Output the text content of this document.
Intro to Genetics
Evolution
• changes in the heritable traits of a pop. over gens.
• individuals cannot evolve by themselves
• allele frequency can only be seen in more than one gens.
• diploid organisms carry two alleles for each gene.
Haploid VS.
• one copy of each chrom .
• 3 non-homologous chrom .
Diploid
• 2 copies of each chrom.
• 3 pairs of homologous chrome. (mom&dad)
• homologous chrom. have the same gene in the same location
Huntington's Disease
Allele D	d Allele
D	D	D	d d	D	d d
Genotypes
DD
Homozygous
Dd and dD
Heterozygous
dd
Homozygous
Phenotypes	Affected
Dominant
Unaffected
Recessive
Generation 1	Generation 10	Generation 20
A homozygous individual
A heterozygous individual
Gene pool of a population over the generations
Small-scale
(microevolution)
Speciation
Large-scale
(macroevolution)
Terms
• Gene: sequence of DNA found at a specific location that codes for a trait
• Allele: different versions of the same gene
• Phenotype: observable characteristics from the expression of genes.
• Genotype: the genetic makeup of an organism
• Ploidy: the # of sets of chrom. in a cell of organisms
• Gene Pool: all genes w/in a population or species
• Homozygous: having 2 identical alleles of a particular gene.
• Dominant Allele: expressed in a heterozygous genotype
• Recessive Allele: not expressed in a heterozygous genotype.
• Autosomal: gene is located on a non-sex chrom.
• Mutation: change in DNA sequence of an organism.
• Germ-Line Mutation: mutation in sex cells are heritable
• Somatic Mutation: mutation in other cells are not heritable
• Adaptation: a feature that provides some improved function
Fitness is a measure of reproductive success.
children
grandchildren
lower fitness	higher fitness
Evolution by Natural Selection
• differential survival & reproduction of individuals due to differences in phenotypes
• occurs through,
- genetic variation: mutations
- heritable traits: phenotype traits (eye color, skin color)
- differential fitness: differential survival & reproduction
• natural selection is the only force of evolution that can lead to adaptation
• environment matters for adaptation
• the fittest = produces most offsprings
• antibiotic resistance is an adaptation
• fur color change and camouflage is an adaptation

...

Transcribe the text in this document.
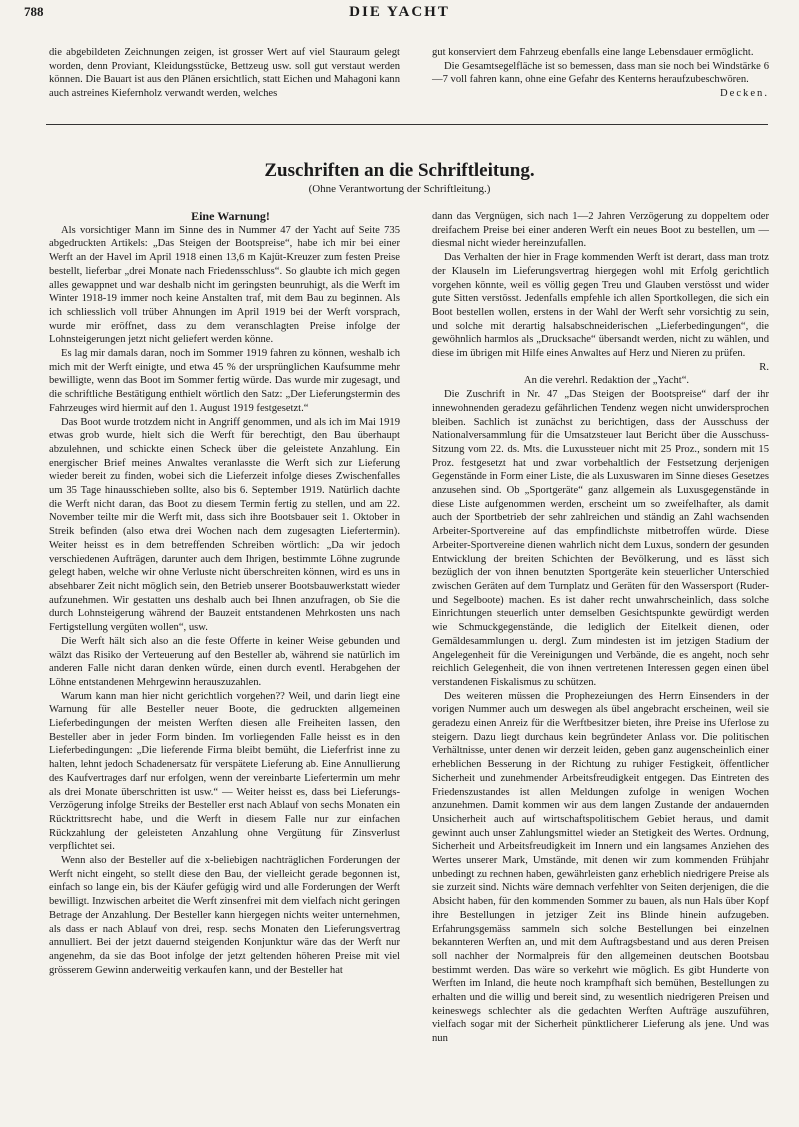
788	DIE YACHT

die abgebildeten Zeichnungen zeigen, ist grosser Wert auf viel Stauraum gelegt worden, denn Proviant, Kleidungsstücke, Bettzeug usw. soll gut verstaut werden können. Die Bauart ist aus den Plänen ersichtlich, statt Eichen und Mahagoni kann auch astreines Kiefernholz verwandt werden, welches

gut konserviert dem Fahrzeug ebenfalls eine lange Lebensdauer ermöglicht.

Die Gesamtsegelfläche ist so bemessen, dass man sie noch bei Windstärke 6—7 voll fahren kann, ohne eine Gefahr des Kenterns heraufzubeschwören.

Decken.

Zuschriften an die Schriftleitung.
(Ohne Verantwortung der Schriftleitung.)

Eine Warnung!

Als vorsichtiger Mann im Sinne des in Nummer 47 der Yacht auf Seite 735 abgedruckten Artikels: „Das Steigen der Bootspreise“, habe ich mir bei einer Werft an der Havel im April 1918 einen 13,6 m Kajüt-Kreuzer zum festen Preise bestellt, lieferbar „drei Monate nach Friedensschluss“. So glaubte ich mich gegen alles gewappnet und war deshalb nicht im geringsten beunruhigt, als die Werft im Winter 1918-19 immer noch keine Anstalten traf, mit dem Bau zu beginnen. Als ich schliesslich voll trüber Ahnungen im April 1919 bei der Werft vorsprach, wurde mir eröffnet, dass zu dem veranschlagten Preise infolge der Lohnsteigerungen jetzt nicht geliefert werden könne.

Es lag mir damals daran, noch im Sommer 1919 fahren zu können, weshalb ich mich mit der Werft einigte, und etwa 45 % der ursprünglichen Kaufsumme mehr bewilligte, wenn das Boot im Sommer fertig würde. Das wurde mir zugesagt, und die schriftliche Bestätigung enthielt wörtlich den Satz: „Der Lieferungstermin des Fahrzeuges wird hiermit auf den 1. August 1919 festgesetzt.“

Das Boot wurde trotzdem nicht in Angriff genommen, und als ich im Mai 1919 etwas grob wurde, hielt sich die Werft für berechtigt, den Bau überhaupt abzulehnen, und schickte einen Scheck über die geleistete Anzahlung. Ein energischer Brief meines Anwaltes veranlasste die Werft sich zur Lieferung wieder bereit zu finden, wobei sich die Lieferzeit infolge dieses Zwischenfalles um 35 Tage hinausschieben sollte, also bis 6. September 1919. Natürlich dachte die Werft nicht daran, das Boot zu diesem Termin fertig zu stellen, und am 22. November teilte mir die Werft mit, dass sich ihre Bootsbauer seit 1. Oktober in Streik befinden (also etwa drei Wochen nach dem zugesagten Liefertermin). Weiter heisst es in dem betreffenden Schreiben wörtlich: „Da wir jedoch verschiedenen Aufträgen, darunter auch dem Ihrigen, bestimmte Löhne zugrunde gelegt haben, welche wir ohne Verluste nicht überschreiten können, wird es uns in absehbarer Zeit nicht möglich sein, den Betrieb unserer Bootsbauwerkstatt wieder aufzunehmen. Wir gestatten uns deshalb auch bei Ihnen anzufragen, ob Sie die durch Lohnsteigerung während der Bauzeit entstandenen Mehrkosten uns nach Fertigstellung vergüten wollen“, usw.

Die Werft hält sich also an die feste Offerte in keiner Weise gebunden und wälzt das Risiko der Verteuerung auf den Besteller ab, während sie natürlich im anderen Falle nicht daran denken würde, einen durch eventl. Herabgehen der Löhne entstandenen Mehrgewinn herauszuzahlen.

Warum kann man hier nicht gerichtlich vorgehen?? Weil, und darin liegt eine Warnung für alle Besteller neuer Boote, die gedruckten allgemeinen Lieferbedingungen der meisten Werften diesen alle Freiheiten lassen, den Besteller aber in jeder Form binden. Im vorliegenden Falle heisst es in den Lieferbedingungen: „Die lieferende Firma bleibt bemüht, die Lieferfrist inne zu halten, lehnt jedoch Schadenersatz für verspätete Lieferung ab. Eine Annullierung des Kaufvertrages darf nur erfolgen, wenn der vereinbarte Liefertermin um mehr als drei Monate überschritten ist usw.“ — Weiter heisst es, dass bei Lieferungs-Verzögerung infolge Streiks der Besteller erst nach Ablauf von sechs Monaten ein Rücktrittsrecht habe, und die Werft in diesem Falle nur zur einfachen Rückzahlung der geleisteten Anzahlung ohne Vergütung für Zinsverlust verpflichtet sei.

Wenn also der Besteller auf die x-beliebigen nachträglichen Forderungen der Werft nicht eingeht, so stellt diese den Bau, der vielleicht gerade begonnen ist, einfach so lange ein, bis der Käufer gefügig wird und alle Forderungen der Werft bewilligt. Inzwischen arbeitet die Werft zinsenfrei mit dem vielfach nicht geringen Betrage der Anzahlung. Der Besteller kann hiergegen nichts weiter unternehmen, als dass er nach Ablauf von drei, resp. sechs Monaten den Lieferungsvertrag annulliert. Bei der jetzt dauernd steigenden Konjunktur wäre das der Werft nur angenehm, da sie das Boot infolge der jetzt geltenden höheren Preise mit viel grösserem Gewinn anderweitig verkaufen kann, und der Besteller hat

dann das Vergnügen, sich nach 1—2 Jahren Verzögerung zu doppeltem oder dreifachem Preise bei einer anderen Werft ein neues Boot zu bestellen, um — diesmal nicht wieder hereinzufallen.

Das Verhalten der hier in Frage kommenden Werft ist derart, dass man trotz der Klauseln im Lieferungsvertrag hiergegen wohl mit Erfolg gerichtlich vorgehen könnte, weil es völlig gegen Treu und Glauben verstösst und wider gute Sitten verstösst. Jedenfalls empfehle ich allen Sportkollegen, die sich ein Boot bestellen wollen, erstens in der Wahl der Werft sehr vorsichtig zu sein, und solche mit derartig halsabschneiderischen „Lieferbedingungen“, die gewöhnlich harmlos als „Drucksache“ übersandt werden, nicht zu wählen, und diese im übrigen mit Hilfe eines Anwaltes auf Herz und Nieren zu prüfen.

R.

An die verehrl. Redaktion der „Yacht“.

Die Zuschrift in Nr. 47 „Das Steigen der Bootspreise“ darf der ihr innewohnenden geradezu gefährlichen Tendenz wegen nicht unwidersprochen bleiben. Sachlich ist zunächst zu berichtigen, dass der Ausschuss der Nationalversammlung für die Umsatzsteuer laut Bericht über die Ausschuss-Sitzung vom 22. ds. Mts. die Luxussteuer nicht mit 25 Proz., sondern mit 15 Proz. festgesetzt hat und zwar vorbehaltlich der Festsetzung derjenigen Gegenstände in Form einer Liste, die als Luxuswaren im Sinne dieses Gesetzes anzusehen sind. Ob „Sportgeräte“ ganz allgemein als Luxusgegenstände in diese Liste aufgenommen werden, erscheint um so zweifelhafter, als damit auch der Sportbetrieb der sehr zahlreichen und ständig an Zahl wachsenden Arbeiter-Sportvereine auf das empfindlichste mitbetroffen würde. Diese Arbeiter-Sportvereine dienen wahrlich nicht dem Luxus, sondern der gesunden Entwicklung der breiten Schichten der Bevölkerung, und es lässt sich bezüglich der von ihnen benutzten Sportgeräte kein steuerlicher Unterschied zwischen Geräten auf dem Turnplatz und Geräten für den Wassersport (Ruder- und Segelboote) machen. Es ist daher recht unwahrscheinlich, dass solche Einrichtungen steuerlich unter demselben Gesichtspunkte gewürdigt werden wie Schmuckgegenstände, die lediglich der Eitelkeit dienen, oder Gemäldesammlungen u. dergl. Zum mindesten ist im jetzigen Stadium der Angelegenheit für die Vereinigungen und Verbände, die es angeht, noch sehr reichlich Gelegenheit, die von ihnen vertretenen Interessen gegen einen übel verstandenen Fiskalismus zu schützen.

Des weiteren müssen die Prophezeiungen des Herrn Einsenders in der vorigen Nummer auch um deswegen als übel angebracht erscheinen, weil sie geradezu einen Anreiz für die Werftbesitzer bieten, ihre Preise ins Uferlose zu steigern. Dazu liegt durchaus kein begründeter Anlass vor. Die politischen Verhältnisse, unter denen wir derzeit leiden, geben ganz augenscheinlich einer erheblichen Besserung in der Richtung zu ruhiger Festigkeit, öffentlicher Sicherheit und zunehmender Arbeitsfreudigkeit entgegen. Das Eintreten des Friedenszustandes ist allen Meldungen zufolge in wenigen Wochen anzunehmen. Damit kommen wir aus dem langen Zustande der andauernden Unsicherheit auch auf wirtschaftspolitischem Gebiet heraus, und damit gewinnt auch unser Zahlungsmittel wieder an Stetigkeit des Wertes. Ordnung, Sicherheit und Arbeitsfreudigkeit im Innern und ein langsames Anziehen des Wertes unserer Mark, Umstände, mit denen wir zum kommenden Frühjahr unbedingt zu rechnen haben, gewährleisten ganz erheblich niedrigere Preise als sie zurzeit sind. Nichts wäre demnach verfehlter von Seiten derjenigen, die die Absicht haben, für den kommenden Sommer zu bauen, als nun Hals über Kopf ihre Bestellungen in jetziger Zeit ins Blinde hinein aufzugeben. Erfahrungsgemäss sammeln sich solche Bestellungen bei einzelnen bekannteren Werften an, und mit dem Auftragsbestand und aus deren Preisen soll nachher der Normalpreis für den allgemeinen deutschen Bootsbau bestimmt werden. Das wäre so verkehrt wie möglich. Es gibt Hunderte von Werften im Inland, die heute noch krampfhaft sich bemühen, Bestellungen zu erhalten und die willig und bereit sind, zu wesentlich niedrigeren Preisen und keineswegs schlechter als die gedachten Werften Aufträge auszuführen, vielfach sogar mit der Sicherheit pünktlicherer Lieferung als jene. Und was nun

◆ **WORK TO BE COMPLETED**: Copy each line from the data above that includes "document".

◆ **EXERCISE SOLUTION**:
Output the text content of this document.
Transcribe the text in this document.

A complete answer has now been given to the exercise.